Transcribe the entries that follow, word for word.

# Records for this task start

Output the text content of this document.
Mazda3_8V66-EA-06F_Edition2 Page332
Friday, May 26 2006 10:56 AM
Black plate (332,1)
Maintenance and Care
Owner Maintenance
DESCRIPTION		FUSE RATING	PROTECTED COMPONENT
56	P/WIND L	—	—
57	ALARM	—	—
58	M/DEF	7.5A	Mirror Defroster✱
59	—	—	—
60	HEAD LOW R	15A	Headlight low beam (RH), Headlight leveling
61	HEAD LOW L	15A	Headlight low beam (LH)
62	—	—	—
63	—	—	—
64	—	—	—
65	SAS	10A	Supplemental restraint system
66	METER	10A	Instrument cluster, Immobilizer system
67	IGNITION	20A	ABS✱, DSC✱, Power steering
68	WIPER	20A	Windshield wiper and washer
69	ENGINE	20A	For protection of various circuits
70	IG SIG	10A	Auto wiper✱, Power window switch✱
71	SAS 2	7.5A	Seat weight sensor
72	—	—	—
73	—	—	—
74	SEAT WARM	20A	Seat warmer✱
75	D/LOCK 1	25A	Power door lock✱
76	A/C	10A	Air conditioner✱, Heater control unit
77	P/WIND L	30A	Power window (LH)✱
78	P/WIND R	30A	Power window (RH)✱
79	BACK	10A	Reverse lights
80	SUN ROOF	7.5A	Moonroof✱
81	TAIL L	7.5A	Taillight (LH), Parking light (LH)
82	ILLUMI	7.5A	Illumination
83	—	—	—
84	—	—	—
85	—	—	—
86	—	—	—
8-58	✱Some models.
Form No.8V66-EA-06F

# Records for this task end

• Solution below:
Output the text content of this document.
Mazda3_8V66-EA-06F_Edition2 Page332
Friday, May 26 2006 10:56 AM
Black plate (332,1)
Maintenance and Care
Owner Maintenance
DESCRIPTION		FUSE RATING	PROTECTED COMPONENT
56	P/WIND L	—	—
57	ALARM	—	—
58	M/DEF	7.5A	Mirror Defroster✱
59	—	—	—
60	HEAD LOW R	15A	Headlight low beam (RH), Headlight leveling
61	HEAD LOW L	15A	Headlight low beam (LH)
62	—	—	—
63	—	—	—
64	—	—	—
65	SAS	10A	Supplemental restraint system
66	METER	10A	Instrument cluster, Immobilizer system
67	IGNITION	20A	ABS✱, DSC✱, Power steering
68	WIPER	20A	Windshield wiper and washer
69	ENGINE	20A	For protection of various circuits
70	IG SIG	10A	Auto wiper✱, Power window switch✱
71	SAS 2	7.5A	Seat weight sensor
72	—	—	—
73	—	—	—
74	SEAT WARM	20A	Seat warmer✱
75	D/LOCK 1	25A	Power door lock✱
76	A/C	10A	Air conditioner✱, Heater control unit
77	P/WIND L	30A	Power window (LH)✱
78	P/WIND R	30A	Power window (RH)✱
79	BACK	10A	Reverse lights
80	SUN ROOF	7.5A	Moonroof✱
81	TAIL L	7.5A	Taillight (LH), Parking light (LH)
82	ILLUMI	7.5A	Illumination
83	—	—	—
84	—	—	—
85	—	—	—
86	—	—	—
8-58	✱Some models.
Form No.8V66-EA-06F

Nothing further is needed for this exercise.